§ Problem details
Extract every line that includes the string "注意防止感冒".
___ Records provided ___
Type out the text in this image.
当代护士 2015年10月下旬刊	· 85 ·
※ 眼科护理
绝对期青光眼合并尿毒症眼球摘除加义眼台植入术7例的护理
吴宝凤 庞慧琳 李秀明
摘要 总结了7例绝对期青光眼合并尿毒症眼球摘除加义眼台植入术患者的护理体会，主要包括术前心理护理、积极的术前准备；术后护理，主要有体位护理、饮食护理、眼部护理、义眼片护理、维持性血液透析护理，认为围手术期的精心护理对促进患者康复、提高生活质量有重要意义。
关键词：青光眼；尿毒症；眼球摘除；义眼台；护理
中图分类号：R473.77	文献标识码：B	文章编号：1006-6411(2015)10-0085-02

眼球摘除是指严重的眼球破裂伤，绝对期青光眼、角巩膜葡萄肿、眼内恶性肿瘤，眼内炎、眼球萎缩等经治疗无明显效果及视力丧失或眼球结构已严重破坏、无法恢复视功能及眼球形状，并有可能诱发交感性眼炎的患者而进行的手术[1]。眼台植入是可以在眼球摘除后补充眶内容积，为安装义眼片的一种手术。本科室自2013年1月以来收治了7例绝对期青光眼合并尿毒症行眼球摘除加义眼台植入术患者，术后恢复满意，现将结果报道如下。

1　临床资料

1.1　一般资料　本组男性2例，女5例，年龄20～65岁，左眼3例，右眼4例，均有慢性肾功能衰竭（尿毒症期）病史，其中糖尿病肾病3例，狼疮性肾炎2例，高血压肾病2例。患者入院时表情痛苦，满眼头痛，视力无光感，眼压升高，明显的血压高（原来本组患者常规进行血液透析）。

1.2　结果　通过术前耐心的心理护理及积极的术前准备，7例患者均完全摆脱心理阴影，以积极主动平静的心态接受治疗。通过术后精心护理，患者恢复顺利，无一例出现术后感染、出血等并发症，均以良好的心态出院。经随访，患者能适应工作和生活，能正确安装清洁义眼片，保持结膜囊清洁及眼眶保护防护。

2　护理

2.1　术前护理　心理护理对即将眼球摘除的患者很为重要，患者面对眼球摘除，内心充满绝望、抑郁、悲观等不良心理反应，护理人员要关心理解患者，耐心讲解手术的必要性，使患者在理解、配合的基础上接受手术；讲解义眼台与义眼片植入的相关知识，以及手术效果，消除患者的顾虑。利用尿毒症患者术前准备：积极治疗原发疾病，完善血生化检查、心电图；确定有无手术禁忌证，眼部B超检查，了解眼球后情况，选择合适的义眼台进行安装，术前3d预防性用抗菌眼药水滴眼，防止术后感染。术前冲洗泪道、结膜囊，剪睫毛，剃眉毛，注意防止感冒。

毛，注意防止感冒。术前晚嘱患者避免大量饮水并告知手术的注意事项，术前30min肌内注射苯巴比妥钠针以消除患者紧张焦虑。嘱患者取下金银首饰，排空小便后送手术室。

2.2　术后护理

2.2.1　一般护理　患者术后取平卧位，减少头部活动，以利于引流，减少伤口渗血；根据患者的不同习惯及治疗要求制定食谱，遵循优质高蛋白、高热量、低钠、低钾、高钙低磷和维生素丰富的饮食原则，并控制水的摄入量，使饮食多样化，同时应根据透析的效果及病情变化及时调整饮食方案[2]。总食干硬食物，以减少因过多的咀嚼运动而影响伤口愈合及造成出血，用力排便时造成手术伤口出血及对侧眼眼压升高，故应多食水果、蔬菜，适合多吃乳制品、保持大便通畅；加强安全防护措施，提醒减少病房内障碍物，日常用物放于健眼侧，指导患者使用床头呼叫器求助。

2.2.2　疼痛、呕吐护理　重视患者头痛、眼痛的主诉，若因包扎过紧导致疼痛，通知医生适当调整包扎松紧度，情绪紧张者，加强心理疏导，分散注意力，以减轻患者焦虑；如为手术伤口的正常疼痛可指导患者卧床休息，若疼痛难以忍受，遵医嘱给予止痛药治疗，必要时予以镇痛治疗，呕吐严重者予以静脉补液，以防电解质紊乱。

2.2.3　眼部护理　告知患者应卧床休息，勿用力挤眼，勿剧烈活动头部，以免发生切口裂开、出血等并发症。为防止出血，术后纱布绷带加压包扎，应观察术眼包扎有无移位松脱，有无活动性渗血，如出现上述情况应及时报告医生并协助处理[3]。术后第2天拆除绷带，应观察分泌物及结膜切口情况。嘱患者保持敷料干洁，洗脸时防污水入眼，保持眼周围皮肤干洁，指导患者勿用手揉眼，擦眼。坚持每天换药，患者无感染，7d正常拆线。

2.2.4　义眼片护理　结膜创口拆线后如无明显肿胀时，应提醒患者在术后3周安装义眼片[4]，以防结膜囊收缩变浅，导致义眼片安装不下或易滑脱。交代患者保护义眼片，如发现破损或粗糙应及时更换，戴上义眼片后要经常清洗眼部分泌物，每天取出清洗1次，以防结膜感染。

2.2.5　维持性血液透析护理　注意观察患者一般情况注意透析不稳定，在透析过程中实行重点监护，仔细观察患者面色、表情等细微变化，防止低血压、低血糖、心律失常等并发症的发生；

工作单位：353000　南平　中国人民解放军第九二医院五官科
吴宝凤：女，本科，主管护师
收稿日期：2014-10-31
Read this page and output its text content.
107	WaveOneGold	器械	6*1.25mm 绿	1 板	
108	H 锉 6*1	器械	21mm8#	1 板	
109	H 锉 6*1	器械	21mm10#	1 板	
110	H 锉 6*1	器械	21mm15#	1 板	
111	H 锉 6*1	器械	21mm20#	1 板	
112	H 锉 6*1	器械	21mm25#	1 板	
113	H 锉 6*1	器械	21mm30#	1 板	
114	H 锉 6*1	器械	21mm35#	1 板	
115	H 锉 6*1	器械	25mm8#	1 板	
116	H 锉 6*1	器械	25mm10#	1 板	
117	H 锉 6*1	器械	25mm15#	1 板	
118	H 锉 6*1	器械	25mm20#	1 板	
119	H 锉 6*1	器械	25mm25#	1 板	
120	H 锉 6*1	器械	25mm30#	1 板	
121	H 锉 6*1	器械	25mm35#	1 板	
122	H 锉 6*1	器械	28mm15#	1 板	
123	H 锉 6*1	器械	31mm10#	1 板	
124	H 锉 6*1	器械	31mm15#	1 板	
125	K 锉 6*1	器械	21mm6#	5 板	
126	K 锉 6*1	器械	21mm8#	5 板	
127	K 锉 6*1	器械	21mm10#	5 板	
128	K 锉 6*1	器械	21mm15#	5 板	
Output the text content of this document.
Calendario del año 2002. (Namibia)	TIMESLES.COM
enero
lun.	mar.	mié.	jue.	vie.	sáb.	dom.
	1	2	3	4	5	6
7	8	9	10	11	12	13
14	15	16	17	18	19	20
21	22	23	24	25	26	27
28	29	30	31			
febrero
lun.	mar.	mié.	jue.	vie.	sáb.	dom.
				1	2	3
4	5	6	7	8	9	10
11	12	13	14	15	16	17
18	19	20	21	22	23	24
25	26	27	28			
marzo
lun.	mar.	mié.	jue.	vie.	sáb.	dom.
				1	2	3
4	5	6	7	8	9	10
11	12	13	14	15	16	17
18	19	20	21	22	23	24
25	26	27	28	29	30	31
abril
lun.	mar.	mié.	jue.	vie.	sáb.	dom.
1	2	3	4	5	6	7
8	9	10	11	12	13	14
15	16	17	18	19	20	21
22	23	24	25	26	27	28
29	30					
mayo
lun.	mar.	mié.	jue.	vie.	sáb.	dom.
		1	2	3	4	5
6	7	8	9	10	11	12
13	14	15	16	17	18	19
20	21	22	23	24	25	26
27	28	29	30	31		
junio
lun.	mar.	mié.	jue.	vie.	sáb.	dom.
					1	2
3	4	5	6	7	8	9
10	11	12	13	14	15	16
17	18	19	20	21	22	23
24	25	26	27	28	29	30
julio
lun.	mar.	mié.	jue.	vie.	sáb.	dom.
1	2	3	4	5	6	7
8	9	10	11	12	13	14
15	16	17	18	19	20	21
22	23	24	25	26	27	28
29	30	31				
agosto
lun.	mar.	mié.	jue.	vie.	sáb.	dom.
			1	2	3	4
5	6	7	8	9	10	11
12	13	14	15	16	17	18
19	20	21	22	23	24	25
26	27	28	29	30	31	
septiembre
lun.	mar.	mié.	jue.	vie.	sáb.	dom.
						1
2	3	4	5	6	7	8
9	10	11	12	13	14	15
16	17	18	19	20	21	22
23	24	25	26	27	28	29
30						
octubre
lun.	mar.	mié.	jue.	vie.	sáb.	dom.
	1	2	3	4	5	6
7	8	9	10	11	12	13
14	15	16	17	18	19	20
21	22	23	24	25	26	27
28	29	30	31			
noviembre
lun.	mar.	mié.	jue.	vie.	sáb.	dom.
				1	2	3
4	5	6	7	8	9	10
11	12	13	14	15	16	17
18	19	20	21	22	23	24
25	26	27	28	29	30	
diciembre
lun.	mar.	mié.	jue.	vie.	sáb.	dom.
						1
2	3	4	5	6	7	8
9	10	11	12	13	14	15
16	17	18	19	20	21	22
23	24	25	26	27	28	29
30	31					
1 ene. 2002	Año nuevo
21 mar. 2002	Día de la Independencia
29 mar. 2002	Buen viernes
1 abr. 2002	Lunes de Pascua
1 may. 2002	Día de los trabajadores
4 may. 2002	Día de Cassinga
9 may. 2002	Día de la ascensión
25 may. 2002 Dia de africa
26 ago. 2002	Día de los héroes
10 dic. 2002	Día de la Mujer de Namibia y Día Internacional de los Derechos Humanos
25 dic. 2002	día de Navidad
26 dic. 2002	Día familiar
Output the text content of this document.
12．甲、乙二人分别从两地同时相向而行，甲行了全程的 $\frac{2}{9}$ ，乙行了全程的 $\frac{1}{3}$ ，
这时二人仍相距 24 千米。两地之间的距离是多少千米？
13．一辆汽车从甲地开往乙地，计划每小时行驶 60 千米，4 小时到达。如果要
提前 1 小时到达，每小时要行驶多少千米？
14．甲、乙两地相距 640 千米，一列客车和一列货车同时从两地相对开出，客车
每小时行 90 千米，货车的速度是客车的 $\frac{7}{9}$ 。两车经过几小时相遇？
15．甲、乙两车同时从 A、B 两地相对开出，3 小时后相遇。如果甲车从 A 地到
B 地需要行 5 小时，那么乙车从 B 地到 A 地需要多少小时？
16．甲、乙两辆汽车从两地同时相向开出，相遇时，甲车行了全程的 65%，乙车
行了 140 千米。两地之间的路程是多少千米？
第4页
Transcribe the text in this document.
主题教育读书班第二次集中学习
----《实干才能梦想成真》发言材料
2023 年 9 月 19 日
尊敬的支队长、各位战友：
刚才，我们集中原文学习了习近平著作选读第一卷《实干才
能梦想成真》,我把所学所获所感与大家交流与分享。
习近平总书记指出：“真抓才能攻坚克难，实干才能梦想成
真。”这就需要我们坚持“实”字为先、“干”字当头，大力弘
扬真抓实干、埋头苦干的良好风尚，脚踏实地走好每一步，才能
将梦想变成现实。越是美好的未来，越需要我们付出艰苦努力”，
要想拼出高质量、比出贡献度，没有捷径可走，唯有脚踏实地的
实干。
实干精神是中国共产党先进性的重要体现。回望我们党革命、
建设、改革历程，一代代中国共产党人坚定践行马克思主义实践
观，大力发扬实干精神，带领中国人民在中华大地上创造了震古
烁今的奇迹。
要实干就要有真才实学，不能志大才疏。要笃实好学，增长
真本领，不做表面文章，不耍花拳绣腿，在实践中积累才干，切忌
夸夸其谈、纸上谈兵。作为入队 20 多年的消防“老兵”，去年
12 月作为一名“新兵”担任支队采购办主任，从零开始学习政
___
§ Final answer
2.1　术前护理　心理护理对即将眼球摘除的患者很为重要，患者面对眼球摘除，内心充满绝望、抑郁、悲观等不良心理反应，护理人员要关心理解患者，耐心讲解手术的必要性，使患者在理解、配合的基础上接受手术；讲解义眼台与义眼片植入的相关知识，以及手术效果，消除患者的顾虑。利用尿毒症患者术前准备：积极治疗原发疾病，完善血生化检查、心电图；确定有无手术禁忌证，眼部B超检查，了解眼球后情况，选择合适的义眼台进行安装，术前3d预防性用抗菌眼药水滴眼，防止术后感染。术前冲洗泪道、结膜囊，剪睫毛，剃眉毛，注意防止感冒。
毛，注意防止感冒。术前晚嘱患者避免大量饮水并告知手术的注意事项，术前30min肌内注射苯巴比妥钠针以消除患者紧张焦虑。嘱患者取下金银首饰，排空小便后送手术室。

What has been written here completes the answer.